Stored data entries:
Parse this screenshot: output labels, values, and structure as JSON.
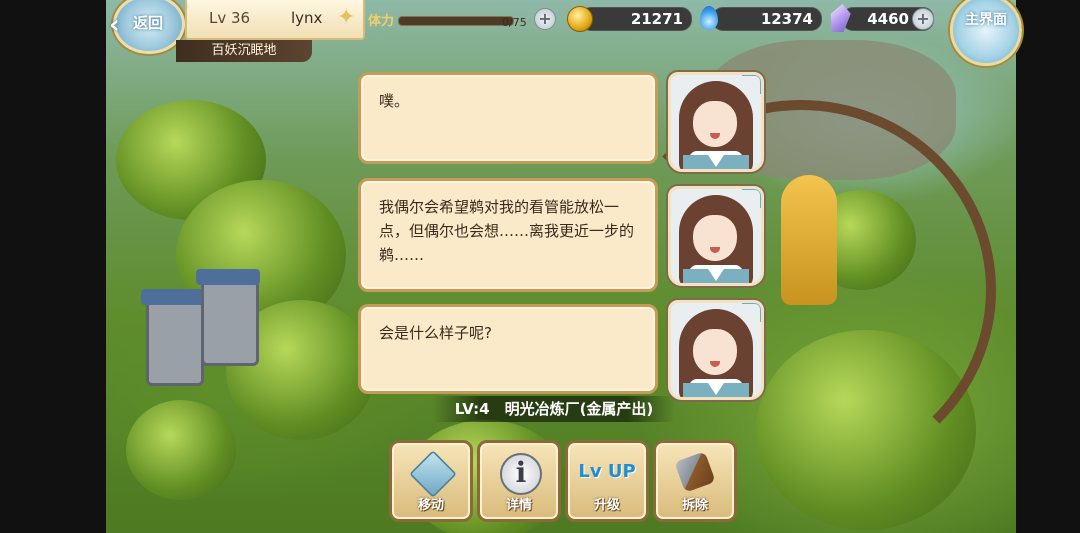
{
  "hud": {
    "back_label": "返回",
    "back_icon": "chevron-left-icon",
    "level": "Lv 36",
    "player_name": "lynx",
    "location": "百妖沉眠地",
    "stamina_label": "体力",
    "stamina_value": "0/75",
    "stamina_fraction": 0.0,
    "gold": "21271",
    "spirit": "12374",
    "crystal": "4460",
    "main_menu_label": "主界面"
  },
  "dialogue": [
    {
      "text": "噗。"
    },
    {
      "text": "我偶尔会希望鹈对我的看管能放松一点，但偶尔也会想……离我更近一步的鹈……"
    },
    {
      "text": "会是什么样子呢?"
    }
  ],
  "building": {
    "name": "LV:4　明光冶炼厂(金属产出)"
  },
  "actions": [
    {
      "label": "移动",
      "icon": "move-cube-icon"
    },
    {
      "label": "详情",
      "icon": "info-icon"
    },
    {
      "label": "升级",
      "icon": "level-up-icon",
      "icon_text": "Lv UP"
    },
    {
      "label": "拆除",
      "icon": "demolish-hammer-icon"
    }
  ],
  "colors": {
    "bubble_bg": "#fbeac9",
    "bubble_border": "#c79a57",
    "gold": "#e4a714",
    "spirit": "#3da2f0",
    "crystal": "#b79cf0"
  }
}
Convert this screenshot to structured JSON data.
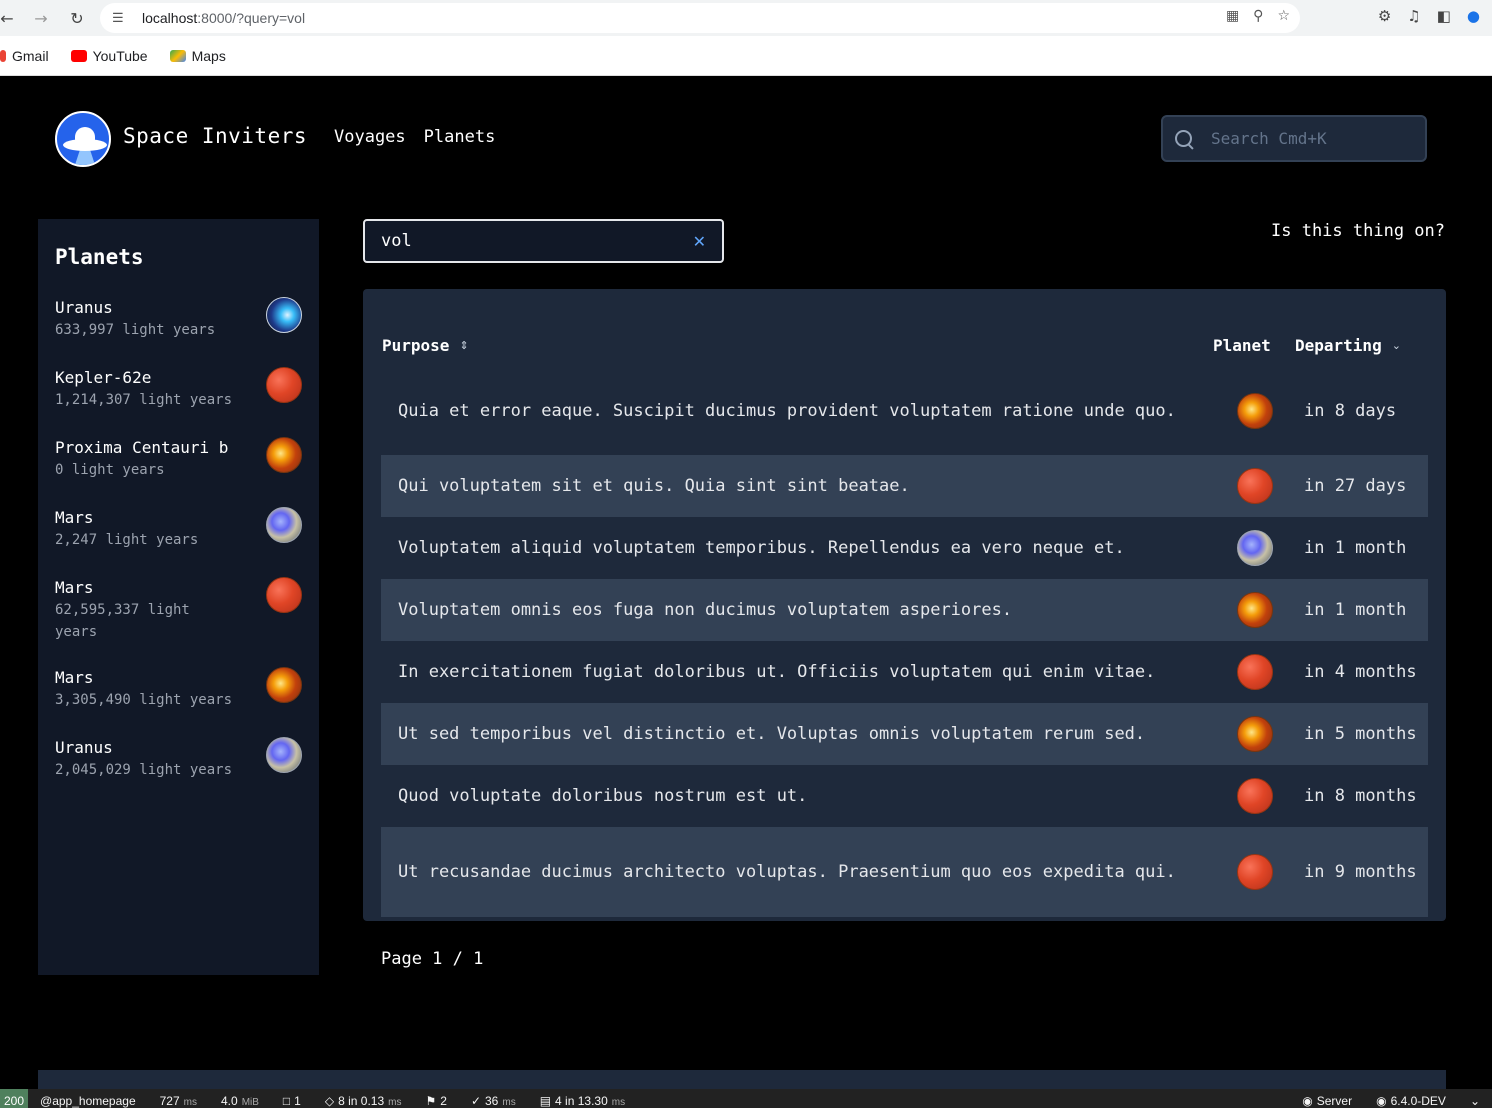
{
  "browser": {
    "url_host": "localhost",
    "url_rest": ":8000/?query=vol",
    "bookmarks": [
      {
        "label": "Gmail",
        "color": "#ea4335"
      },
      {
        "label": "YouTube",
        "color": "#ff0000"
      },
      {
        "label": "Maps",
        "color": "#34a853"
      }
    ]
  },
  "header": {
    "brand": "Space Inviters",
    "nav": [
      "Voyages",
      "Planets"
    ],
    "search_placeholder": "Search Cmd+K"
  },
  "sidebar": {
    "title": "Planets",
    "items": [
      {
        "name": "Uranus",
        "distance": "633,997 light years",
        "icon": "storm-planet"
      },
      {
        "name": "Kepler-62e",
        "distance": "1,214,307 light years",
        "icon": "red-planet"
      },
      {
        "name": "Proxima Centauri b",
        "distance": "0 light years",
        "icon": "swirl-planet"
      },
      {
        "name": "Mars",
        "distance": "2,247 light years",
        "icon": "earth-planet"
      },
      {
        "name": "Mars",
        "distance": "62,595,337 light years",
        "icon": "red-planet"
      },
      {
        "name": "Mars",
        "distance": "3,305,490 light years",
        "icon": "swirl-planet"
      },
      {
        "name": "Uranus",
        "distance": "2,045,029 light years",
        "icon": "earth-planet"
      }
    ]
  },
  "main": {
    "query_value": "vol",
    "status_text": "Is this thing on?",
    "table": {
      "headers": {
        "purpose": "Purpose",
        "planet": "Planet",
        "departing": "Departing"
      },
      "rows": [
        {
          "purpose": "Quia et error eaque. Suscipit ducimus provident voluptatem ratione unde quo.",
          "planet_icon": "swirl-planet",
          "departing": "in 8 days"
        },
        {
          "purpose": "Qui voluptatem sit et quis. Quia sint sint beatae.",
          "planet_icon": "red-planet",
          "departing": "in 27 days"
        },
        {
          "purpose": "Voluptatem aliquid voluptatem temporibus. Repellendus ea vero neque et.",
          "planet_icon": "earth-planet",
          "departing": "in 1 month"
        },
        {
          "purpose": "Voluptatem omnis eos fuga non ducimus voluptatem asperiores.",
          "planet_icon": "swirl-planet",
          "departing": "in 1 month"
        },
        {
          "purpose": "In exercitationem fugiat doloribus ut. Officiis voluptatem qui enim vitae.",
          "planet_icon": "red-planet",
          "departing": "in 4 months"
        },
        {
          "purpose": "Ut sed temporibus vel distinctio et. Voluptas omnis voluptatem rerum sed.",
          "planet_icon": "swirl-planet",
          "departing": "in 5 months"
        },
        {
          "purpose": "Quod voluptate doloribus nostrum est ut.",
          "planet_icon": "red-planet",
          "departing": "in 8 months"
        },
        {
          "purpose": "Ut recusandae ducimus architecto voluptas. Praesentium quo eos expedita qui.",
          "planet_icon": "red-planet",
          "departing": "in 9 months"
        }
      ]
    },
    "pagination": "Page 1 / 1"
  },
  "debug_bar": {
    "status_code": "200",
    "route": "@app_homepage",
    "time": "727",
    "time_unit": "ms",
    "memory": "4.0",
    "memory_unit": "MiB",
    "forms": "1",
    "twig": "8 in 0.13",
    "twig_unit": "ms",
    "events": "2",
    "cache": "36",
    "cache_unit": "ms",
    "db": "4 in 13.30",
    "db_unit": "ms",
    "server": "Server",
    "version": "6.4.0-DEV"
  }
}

* [YOUR TASK] Report only how many lines in the entries contain "this".

* [TASK RESULT] 3